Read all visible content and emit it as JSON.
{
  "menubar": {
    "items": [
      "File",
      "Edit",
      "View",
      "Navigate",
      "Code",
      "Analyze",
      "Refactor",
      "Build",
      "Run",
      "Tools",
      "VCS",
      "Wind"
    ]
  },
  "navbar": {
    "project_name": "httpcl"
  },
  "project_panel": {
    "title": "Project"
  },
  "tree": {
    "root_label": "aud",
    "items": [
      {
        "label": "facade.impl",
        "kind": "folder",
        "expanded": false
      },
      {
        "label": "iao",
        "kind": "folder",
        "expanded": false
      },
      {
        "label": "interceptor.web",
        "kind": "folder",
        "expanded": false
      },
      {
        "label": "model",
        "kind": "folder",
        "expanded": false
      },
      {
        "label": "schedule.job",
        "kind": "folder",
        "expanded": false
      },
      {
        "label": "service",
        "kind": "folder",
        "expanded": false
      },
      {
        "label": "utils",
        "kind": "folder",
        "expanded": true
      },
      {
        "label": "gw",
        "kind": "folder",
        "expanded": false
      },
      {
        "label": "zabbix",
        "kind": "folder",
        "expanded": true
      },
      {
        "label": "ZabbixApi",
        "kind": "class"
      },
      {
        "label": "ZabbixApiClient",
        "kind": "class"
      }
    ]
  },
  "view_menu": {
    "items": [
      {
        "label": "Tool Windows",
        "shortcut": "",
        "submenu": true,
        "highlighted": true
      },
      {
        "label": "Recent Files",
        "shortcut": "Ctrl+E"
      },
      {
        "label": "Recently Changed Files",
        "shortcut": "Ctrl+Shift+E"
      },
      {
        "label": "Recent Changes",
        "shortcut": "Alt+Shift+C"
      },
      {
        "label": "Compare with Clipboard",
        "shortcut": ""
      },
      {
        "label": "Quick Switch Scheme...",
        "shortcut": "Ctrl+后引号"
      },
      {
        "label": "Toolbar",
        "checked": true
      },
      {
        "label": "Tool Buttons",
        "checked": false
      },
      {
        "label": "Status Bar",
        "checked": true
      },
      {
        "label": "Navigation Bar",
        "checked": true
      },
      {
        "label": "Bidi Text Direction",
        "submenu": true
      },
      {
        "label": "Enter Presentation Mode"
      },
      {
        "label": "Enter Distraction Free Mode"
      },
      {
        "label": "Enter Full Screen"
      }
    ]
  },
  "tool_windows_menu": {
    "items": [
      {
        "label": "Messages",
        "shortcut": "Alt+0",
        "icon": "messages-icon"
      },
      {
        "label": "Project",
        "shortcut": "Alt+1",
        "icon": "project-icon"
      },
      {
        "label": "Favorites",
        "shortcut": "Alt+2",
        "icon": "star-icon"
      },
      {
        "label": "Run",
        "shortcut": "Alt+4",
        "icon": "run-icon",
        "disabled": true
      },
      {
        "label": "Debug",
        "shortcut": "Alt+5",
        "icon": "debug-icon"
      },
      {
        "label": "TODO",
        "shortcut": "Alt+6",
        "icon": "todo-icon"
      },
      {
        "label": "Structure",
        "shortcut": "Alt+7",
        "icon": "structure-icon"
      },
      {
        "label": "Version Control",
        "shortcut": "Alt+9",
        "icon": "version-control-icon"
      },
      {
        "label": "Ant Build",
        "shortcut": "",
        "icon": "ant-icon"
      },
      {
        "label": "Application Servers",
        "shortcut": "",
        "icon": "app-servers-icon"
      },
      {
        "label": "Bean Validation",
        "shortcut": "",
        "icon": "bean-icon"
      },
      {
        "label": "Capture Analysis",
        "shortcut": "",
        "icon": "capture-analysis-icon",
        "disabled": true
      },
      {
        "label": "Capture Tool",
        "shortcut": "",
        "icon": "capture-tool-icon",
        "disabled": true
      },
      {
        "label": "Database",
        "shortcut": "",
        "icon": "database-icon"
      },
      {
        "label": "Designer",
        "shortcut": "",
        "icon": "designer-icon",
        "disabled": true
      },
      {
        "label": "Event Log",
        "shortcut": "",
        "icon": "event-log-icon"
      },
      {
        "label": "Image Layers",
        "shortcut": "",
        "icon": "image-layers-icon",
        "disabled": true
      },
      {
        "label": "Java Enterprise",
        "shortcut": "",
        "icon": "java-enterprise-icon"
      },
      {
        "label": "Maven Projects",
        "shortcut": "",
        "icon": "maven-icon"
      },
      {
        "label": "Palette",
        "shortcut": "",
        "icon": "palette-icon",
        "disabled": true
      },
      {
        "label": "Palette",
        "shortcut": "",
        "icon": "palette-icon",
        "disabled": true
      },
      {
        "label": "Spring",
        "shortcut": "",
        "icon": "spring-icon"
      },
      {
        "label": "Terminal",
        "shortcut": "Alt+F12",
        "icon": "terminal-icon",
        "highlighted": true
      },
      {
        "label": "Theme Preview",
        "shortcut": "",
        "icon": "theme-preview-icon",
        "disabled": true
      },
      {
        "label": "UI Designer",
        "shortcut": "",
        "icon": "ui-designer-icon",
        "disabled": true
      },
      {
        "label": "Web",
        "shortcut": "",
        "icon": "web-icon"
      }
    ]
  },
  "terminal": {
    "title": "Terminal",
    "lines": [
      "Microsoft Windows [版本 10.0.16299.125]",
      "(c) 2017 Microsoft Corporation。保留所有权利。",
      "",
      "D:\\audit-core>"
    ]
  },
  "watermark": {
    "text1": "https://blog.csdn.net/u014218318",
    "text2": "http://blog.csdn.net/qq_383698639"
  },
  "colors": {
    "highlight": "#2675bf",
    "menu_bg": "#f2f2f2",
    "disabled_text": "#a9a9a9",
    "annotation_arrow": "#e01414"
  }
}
----------------------------------------
### Do this
Print all of the entries exactly as they are written.

### Answer to this problem
Read all visible content and emit it as JSON.
{
  "menubar": {
    "items": [
      "File",
      "Edit",
      "View",
      "Navigate",
      "Code",
      "Analyze",
      "Refactor",
      "Build",
      "Run",
      "Tools",
      "VCS",
      "Wind"
    ]
  },
  "navbar": {
    "project_name": "httpcl"
  },
  "project_panel": {
    "title": "Project"
  },
  "tree": {
    "root_label": "aud",
    "items": [
      {
        "label": "facade.impl",
        "kind": "folder",
        "expanded": false
      },
      {
        "label": "iao",
        "kind": "folder",
        "expanded": false
      },
      {
        "label": "interceptor.web",
        "kind": "folder",
        "expanded": false
      },
      {
        "label": "model",
        "kind": "folder",
        "expanded": false
      },
      {
        "label": "schedule.job",
        "kind": "folder",
        "expanded": false
      },
      {
        "label": "service",
        "kind": "folder",
        "expanded": false
      },
      {
        "label": "utils",
        "kind": "folder",
        "expanded": true
      },
      {
        "label": "gw",
        "kind": "folder",
        "expanded": false
      },
      {
        "label": "zabbix",
        "kind": "folder",
        "expanded": true
      },
      {
        "label": "ZabbixApi",
        "kind": "class"
      },
      {
        "label": "ZabbixApiClient",
        "kind": "class"
      }
    ]
  },
  "view_menu": {
    "items": [
      {
        "label": "Tool Windows",
        "shortcut": "",
        "submenu": true,
        "highlighted": true
      },
      {
        "label": "Recent Files",
        "shortcut": "Ctrl+E"
      },
      {
        "label": "Recently Changed Files",
        "shortcut": "Ctrl+Shift+E"
      },
      {
        "label": "Recent Changes",
        "shortcut": "Alt+Shift+C"
      },
      {
        "label": "Compare with Clipboard",
        "shortcut": ""
      },
      {
        "label": "Quick Switch Scheme...",
        "shortcut": "Ctrl+后引号"
      },
      {
        "label": "Toolbar",
        "checked": true
      },
      {
        "label": "Tool Buttons",
        "checked": false
      },
      {
        "label": "Status Bar",
        "checked": true
      },
      {
        "label": "Navigation Bar",
        "checked": true
      },
      {
        "label": "Bidi Text Direction",
        "submenu": true
      },
      {
        "label": "Enter Presentation Mode"
      },
      {
        "label": "Enter Distraction Free Mode"
      },
      {
        "label": "Enter Full Screen"
      }
    ]
  },
  "tool_windows_menu": {
    "items": [
      {
        "label": "Messages",
        "shortcut": "Alt+0",
        "icon": "messages-icon"
      },
      {
        "label": "Project",
        "shortcut": "Alt+1",
        "icon": "project-icon"
      },
      {
        "label": "Favorites",
        "shortcut": "Alt+2",
        "icon": "star-icon"
      },
      {
        "label": "Run",
        "shortcut": "Alt+4",
        "icon": "run-icon",
        "disabled": true
      },
      {
        "label": "Debug",
        "shortcut": "Alt+5",
        "icon": "debug-icon"
      },
      {
        "label": "TODO",
        "shortcut": "Alt+6",
        "icon": "todo-icon"
      },
      {
        "label": "Structure",
        "shortcut": "Alt+7",
        "icon": "structure-icon"
      },
      {
        "label": "Version Control",
        "shortcut": "Alt+9",
        "icon": "version-control-icon"
      },
      {
        "label": "Ant Build",
        "shortcut": "",
        "icon": "ant-icon"
      },
      {
        "label": "Application Servers",
        "shortcut": "",
        "icon": "app-servers-icon"
      },
      {
        "label": "Bean Validation",
        "shortcut": "",
        "icon": "bean-icon"
      },
      {
        "label": "Capture Analysis",
        "shortcut": "",
        "icon": "capture-analysis-icon",
        "disabled": true
      },
      {
        "label": "Capture Tool",
        "shortcut": "",
        "icon": "capture-tool-icon",
        "disabled": true
      },
      {
        "label": "Database",
        "shortcut": "",
        "icon": "database-icon"
      },
      {
        "label": "Designer",
        "shortcut": "",
        "icon": "designer-icon",
        "disabled": true
      },
      {
        "label": "Event Log",
        "shortcut": "",
        "icon": "event-log-icon"
      },
      {
        "label": "Image Layers",
        "shortcut": "",
        "icon": "image-layers-icon",
        "disabled": true
      },
      {
        "label": "Java Enterprise",
        "shortcut": "",
        "icon": "java-enterprise-icon"
      },
      {
        "label": "Maven Projects",
        "shortcut": "",
        "icon": "maven-icon"
      },
      {
        "label": "Palette",
        "shortcut": "",
        "icon": "palette-icon",
        "disabled": true
      },
      {
        "label": "Palette",
        "shortcut": "",
        "icon": "palette-icon",
        "disabled": true
      },
      {
        "label": "Spring",
        "shortcut": "",
        "icon": "spring-icon"
      },
      {
        "label": "Terminal",
        "shortcut": "Alt+F12",
        "icon": "terminal-icon",
        "highlighted": true
      },
      {
        "label": "Theme Preview",
        "shortcut": "",
        "icon": "theme-preview-icon",
        "disabled": true
      },
      {
        "label": "UI Designer",
        "shortcut": "",
        "icon": "ui-designer-icon",
        "disabled": true
      },
      {
        "label": "Web",
        "shortcut": "",
        "icon": "web-icon"
      }
    ]
  },
  "terminal": {
    "title": "Terminal",
    "lines": [
      "Microsoft Windows [版本 10.0.16299.125]",
      "(c) 2017 Microsoft Corporation。保留所有权利。",
      "",
      "D:\\audit-core>"
    ]
  },
  "watermark": {
    "text1": "https://blog.csdn.net/u014218318",
    "text2": "http://blog.csdn.net/qq_383698639"
  },
  "colors": {
    "highlight": "#2675bf",
    "menu_bg": "#f2f2f2",
    "disabled_text": "#a9a9a9",
    "annotation_arrow": "#e01414"
  }
}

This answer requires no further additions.